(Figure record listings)
==*==
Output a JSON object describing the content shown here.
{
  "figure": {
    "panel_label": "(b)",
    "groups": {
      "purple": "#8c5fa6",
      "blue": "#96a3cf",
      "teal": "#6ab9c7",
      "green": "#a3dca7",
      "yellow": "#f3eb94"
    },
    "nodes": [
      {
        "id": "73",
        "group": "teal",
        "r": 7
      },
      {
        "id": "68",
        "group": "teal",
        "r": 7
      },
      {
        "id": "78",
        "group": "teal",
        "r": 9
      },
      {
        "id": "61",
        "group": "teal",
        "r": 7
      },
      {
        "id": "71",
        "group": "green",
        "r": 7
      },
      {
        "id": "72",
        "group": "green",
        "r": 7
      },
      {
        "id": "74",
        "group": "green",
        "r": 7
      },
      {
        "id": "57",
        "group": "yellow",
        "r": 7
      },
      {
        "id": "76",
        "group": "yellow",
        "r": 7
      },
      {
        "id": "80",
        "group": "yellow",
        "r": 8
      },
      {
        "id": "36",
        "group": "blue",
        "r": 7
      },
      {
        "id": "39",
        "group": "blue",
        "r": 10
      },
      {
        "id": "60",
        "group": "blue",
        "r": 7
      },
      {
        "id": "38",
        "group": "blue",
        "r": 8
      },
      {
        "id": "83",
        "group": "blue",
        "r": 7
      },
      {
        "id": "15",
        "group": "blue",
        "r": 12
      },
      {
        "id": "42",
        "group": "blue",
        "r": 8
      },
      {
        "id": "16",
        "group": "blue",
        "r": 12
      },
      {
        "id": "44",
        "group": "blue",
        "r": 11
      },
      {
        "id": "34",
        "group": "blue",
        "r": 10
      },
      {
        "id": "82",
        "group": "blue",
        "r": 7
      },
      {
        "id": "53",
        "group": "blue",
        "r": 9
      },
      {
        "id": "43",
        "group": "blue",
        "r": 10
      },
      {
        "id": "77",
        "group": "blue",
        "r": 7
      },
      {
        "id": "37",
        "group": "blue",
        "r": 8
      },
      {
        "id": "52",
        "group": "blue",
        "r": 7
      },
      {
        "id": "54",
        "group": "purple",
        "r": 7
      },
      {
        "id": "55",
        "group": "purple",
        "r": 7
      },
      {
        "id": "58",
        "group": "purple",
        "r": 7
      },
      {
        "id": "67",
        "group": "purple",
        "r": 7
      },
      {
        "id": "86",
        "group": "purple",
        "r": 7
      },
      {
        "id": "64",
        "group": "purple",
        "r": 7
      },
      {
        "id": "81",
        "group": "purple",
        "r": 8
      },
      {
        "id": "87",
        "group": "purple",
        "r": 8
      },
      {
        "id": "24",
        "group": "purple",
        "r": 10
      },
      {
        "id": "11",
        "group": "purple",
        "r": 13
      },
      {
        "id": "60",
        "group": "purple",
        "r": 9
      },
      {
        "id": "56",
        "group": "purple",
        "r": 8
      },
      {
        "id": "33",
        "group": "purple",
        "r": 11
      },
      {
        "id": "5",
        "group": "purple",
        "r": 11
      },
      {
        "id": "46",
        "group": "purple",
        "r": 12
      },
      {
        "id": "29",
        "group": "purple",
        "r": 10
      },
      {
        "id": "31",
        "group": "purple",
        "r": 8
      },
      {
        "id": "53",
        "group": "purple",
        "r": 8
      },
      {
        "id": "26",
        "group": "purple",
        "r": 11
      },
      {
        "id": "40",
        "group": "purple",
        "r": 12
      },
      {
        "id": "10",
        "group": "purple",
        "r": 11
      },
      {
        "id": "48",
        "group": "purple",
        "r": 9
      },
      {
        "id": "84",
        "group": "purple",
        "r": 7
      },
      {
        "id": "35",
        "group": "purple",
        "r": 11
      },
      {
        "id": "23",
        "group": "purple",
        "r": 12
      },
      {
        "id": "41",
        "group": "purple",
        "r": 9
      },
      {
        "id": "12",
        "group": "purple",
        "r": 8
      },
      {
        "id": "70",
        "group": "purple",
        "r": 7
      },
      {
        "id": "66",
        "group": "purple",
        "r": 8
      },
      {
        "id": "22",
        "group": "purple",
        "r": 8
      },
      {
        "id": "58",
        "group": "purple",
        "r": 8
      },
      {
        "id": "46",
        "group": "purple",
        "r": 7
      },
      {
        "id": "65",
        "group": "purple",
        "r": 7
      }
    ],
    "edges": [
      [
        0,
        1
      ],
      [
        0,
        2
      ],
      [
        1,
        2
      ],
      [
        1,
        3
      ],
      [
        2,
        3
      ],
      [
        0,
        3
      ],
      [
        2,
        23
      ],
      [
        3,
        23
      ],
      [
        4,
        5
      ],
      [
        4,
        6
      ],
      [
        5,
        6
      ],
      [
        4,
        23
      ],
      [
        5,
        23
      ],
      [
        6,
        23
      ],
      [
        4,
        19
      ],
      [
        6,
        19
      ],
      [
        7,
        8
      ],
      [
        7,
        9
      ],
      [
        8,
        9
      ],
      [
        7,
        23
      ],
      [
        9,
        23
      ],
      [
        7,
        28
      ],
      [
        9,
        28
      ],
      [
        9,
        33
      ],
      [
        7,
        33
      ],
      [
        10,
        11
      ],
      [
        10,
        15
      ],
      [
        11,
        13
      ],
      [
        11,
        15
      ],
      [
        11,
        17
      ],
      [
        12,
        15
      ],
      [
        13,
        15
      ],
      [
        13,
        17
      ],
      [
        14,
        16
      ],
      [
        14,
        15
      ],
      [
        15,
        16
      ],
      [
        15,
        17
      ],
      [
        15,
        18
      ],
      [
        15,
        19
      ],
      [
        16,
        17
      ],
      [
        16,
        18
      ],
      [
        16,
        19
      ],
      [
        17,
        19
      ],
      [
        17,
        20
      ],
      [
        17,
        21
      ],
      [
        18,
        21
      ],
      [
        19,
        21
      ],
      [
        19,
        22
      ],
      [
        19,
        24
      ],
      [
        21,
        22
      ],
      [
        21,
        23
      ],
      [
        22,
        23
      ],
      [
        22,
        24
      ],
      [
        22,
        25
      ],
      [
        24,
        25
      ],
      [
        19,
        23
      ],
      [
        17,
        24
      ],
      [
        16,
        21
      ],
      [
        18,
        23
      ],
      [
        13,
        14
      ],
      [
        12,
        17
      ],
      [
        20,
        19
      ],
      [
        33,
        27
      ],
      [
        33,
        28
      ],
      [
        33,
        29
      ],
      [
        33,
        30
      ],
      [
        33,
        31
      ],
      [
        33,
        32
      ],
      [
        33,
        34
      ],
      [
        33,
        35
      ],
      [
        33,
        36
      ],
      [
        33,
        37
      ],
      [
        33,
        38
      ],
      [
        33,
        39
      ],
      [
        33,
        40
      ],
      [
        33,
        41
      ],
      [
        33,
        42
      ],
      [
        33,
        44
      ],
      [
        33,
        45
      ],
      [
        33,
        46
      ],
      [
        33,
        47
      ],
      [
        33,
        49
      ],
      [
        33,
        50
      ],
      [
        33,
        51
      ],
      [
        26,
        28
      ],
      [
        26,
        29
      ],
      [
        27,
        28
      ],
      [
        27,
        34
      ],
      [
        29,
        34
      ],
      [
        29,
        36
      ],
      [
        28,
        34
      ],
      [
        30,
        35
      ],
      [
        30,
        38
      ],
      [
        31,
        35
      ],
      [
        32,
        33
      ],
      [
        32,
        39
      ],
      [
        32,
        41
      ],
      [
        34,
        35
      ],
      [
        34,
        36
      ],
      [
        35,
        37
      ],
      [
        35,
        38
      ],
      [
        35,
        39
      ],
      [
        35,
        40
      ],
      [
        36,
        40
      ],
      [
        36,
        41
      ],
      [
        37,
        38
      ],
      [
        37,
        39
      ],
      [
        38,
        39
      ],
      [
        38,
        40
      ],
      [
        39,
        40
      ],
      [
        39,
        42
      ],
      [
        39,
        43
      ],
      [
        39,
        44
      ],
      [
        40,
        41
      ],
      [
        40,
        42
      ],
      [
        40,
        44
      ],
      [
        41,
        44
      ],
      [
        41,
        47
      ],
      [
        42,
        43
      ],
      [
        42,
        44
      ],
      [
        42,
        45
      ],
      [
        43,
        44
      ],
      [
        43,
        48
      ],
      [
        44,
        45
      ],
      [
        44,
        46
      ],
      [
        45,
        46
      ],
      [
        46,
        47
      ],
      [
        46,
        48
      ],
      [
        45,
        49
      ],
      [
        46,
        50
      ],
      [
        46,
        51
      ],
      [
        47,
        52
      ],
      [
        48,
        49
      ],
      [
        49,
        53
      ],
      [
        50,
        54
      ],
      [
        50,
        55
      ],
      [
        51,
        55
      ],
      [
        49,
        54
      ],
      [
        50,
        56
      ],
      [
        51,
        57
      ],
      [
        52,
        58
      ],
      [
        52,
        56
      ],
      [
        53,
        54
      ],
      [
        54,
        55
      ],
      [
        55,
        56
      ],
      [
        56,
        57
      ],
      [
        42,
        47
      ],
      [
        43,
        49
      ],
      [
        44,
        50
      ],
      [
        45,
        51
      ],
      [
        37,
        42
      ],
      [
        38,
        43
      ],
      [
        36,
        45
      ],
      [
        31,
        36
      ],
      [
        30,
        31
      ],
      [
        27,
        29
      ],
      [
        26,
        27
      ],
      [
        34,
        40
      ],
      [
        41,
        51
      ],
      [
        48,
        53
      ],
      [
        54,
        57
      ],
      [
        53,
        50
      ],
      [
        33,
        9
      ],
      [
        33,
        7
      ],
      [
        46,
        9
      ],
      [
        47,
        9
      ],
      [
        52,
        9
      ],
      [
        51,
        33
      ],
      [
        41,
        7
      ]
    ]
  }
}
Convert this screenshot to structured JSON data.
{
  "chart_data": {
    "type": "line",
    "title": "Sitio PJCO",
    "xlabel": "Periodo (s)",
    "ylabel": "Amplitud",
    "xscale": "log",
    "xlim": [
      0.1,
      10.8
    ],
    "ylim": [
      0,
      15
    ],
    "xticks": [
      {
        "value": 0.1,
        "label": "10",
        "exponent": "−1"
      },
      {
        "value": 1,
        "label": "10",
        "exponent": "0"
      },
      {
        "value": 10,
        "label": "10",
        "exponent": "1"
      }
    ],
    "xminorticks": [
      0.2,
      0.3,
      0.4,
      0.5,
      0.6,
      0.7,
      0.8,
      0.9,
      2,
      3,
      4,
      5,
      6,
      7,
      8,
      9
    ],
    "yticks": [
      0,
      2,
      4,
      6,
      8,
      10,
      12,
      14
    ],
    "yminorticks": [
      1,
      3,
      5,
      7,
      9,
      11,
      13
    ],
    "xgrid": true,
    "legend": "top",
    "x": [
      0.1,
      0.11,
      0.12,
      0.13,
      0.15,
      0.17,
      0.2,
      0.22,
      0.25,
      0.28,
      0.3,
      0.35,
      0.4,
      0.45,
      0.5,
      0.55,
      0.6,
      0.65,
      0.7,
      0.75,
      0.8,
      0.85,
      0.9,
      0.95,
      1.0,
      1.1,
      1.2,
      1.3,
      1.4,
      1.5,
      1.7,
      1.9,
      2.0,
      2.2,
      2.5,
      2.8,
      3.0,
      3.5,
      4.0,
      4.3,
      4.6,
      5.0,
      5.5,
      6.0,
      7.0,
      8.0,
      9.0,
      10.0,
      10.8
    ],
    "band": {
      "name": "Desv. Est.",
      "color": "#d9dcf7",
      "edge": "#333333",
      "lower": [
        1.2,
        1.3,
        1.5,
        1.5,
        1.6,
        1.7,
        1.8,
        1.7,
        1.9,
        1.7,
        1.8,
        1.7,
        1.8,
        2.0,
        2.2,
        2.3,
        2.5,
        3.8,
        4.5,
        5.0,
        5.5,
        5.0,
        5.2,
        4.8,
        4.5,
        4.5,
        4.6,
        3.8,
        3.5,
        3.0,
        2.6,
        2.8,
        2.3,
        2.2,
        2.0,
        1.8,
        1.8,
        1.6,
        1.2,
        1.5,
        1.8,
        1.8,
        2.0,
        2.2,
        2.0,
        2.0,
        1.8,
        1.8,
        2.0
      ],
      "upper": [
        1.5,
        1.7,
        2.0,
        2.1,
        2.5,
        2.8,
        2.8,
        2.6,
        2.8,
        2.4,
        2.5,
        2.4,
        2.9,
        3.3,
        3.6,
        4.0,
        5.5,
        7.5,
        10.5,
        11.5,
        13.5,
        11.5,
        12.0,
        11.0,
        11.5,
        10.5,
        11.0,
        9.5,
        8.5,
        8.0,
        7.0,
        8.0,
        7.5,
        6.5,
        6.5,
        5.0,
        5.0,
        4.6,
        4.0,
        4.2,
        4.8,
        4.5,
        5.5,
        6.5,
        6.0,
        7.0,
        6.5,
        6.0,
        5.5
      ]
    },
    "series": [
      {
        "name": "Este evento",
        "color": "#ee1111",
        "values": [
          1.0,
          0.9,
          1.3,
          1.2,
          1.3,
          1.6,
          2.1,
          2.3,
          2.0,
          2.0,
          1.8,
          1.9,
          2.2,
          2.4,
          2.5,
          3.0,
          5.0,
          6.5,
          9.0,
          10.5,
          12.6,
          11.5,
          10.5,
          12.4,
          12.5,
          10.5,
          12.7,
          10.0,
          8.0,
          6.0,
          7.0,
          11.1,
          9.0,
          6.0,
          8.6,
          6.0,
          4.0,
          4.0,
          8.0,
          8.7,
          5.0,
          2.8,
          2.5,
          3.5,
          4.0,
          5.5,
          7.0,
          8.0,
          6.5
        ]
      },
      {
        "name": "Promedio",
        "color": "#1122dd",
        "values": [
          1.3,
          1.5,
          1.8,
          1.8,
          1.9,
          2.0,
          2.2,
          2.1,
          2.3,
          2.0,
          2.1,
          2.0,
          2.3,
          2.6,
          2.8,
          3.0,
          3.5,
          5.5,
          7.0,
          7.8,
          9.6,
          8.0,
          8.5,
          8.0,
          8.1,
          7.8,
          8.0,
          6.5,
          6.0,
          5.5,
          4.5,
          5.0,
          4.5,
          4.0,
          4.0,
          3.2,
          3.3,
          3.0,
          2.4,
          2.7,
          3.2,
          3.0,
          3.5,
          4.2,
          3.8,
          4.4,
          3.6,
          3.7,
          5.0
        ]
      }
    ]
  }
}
==*==
> WHAT THE TASK REQUIRES:
Report the count of lines in the entries that contain the string "JSON", and nothing besides it.

> SOLUTION FOR THIS EXERCISE:
2